STATED EXERCISE — Copy out each line of the data that holds the word "dates".

[Rows from a dataset]
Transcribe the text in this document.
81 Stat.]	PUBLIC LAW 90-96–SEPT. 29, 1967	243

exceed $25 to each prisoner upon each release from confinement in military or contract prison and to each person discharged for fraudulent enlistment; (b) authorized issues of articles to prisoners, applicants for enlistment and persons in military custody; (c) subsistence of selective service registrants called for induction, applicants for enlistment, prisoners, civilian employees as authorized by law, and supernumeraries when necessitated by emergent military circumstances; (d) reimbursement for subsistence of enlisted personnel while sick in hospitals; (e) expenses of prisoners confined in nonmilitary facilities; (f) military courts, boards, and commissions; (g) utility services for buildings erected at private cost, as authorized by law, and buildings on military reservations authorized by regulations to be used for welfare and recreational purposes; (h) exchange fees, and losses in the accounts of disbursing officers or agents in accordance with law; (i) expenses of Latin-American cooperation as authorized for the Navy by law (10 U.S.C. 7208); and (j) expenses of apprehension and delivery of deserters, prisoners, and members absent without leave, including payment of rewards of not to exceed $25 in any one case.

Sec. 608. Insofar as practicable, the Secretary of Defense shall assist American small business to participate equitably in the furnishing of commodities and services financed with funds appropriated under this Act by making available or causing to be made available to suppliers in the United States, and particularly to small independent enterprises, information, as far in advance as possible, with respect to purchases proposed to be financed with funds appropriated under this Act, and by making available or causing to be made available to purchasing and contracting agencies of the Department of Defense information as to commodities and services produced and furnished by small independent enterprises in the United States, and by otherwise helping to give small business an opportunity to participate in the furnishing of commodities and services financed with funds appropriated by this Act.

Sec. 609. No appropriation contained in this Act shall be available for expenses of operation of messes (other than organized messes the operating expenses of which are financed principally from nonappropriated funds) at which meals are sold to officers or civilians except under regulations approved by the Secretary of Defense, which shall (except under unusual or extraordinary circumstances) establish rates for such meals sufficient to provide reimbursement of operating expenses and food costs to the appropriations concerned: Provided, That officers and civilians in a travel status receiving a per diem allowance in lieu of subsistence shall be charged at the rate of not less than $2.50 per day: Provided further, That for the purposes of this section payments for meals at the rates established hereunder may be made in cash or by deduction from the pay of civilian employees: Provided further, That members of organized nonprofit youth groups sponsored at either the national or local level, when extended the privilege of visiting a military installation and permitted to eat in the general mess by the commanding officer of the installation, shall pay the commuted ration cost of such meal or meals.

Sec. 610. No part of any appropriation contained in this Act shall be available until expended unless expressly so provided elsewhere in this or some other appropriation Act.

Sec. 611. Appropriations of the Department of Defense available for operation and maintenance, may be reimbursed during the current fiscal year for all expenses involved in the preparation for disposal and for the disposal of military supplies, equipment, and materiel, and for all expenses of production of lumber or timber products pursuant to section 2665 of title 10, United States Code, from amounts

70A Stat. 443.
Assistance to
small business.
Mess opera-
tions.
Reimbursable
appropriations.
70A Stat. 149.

...

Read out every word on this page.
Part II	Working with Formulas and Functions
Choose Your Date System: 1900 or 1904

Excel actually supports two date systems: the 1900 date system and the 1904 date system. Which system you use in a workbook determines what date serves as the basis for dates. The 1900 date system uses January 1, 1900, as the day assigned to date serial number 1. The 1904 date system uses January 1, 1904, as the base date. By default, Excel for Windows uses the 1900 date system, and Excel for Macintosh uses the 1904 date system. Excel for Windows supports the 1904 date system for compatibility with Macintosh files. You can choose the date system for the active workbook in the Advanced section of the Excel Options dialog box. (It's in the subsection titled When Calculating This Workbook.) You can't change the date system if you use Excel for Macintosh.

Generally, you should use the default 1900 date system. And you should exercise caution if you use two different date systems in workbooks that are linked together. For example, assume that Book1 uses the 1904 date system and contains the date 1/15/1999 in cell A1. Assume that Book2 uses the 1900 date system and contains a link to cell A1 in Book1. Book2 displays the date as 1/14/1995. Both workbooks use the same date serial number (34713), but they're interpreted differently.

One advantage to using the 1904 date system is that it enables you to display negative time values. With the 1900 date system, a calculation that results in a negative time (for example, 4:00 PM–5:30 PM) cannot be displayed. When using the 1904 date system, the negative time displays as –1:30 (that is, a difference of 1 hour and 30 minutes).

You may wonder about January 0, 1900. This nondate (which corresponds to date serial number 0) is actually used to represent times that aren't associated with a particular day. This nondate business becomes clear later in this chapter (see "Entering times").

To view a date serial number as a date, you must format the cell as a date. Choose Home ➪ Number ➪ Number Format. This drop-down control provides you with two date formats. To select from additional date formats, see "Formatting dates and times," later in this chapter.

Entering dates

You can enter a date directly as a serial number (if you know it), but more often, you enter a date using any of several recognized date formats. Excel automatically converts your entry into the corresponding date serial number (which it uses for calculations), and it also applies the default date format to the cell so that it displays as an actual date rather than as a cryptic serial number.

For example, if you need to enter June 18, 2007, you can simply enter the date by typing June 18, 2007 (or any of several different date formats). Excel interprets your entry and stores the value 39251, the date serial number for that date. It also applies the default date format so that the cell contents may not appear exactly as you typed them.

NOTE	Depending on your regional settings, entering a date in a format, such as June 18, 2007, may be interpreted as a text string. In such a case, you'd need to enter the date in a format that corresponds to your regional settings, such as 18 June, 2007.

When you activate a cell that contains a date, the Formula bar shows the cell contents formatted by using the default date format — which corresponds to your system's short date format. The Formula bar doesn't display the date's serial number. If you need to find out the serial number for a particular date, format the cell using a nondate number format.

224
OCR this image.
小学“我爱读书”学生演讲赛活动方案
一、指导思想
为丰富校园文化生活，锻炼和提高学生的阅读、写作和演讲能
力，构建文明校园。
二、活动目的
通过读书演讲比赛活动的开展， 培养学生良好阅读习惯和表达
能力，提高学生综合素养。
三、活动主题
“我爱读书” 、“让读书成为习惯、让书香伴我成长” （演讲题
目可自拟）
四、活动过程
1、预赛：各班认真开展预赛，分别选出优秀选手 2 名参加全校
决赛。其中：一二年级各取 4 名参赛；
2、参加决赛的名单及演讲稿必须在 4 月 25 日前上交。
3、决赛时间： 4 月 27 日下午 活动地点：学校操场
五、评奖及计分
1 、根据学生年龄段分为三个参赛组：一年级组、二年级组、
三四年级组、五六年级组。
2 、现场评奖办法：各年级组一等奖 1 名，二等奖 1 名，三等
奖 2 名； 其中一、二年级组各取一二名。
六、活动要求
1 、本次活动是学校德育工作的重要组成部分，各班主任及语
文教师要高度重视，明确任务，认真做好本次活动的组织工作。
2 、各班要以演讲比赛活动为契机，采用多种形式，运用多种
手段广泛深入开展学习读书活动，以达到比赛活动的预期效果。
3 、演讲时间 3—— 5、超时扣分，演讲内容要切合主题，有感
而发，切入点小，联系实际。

THE ANSWER —
Excel actually supports two date systems: the 1900 date system and the 1904 date system. Which system you use in a workbook determines what date serves as the basis for dates. The 1900 date system uses January 1, 1900, as the day assigned to date serial number 1. The 1904 date system uses January 1, 1904, as the base date. By default, Excel for Windows uses the 1900 date system, and Excel for Macintosh uses the 1904 date system. Excel for Windows supports the 1904 date system for compatibility with Macintosh files. You can choose the date system for the active workbook in the Advanced section of the Excel Options dialog box. (It's in the subsection titled When Calculating This Workbook.) You can't change the date system if you use Excel for Macintosh.
To view a date serial number as a date, you must format the cell as a date. Choose Home ➪ Number ➪ Number Format. This drop-down control provides you with two date formats. To select from additional date formats, see "Formatting dates and times," later in this chapter.
Entering dates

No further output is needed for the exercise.